— START Data to process —

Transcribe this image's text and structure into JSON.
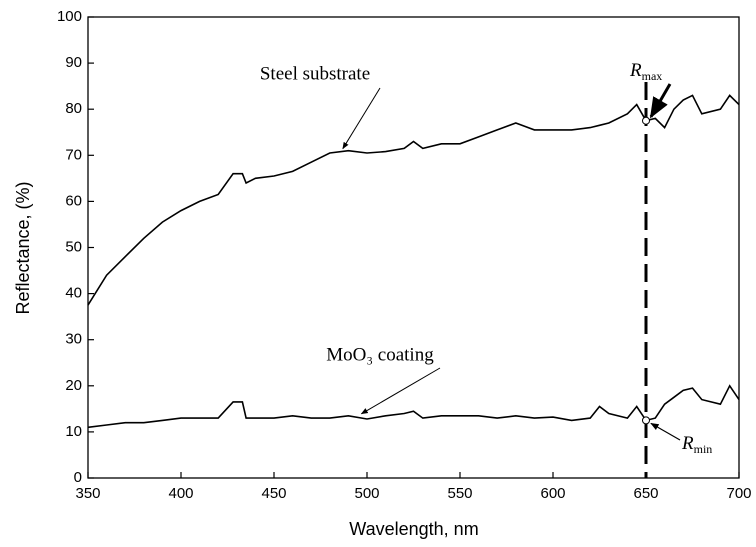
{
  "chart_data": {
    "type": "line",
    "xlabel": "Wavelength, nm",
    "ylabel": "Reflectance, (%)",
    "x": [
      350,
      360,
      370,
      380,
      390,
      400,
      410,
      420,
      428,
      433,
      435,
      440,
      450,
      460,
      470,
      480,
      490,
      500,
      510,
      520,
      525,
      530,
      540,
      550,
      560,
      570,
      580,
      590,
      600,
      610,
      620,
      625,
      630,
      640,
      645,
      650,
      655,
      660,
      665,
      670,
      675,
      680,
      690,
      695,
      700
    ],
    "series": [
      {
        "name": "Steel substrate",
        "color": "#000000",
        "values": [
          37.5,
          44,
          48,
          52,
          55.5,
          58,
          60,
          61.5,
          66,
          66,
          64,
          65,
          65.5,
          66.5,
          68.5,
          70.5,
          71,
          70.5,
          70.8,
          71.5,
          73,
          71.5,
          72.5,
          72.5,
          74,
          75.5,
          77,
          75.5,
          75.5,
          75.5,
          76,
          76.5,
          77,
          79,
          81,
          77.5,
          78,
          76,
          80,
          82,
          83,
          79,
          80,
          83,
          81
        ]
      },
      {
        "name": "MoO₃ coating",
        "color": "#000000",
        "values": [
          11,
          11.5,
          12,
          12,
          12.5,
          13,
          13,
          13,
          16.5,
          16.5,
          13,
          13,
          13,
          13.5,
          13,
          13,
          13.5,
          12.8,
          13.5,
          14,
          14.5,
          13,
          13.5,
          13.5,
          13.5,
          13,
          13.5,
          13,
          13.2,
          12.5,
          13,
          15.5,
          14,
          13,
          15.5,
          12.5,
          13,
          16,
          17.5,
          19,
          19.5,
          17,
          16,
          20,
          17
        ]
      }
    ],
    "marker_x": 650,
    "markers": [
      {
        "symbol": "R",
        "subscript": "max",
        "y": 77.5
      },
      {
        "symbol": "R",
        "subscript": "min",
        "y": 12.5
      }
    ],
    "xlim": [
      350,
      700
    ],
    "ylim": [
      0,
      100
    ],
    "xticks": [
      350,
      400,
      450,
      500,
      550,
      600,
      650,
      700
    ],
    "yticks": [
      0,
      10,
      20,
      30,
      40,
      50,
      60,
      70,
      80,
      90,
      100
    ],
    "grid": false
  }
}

— END Data to process —

Task:
Restate the data above word for word. Do not include the images.

Response for this exercise:
Transcribe this image's text and structure into JSON.
{
  "chart_data": {
    "type": "line",
    "xlabel": "Wavelength, nm",
    "ylabel": "Reflectance, (%)",
    "x": [
      350,
      360,
      370,
      380,
      390,
      400,
      410,
      420,
      428,
      433,
      435,
      440,
      450,
      460,
      470,
      480,
      490,
      500,
      510,
      520,
      525,
      530,
      540,
      550,
      560,
      570,
      580,
      590,
      600,
      610,
      620,
      625,
      630,
      640,
      645,
      650,
      655,
      660,
      665,
      670,
      675,
      680,
      690,
      695,
      700
    ],
    "series": [
      {
        "name": "Steel substrate",
        "color": "#000000",
        "values": [
          37.5,
          44,
          48,
          52,
          55.5,
          58,
          60,
          61.5,
          66,
          66,
          64,
          65,
          65.5,
          66.5,
          68.5,
          70.5,
          71,
          70.5,
          70.8,
          71.5,
          73,
          71.5,
          72.5,
          72.5,
          74,
          75.5,
          77,
          75.5,
          75.5,
          75.5,
          76,
          76.5,
          77,
          79,
          81,
          77.5,
          78,
          76,
          80,
          82,
          83,
          79,
          80,
          83,
          81
        ]
      },
      {
        "name": "MoO₃ coating",
        "color": "#000000",
        "values": [
          11,
          11.5,
          12,
          12,
          12.5,
          13,
          13,
          13,
          16.5,
          16.5,
          13,
          13,
          13,
          13.5,
          13,
          13,
          13.5,
          12.8,
          13.5,
          14,
          14.5,
          13,
          13.5,
          13.5,
          13.5,
          13,
          13.5,
          13,
          13.2,
          12.5,
          13,
          15.5,
          14,
          13,
          15.5,
          12.5,
          13,
          16,
          17.5,
          19,
          19.5,
          17,
          16,
          20,
          17
        ]
      }
    ],
    "marker_x": 650,
    "markers": [
      {
        "symbol": "R",
        "subscript": "max",
        "y": 77.5
      },
      {
        "symbol": "R",
        "subscript": "min",
        "y": 12.5
      }
    ],
    "xlim": [
      350,
      700
    ],
    "ylim": [
      0,
      100
    ],
    "xticks": [
      350,
      400,
      450,
      500,
      550,
      600,
      650,
      700
    ],
    "yticks": [
      0,
      10,
      20,
      30,
      40,
      50,
      60,
      70,
      80,
      90,
      100
    ],
    "grid": false
  }
}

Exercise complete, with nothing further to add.